Given request:
Count up the lines in the following listing that hold the word "Range", then give only that count.

Data rows:

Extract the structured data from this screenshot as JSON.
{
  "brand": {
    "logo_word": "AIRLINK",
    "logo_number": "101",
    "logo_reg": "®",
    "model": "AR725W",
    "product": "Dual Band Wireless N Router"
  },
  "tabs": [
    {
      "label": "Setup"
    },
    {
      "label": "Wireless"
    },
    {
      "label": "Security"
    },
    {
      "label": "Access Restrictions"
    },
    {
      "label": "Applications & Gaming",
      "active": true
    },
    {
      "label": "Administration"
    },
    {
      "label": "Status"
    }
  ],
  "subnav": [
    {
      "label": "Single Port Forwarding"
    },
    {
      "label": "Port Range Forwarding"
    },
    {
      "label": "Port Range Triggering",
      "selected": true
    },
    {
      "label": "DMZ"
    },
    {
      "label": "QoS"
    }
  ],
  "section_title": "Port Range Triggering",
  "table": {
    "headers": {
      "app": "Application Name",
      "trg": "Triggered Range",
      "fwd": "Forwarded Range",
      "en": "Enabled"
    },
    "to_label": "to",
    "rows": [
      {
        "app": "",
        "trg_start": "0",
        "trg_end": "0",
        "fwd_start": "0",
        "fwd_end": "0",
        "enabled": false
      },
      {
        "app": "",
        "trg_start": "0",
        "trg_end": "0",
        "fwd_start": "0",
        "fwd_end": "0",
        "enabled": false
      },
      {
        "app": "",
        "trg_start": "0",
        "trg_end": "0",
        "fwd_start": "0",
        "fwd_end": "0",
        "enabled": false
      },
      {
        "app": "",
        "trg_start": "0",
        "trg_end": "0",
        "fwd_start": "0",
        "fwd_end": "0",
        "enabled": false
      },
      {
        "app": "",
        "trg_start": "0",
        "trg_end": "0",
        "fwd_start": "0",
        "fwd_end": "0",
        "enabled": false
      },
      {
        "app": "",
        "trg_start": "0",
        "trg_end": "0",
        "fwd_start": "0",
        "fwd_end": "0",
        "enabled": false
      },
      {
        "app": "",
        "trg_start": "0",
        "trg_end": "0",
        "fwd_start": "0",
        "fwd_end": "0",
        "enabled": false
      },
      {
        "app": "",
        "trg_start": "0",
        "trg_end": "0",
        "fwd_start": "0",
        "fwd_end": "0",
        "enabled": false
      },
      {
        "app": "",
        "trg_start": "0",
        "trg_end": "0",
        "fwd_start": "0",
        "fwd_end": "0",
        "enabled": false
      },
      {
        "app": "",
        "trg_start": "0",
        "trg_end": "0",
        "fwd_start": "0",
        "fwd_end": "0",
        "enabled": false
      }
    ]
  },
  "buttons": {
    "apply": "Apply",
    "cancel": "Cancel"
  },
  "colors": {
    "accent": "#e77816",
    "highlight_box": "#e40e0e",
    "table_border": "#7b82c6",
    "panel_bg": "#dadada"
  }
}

Response to this exercise:
5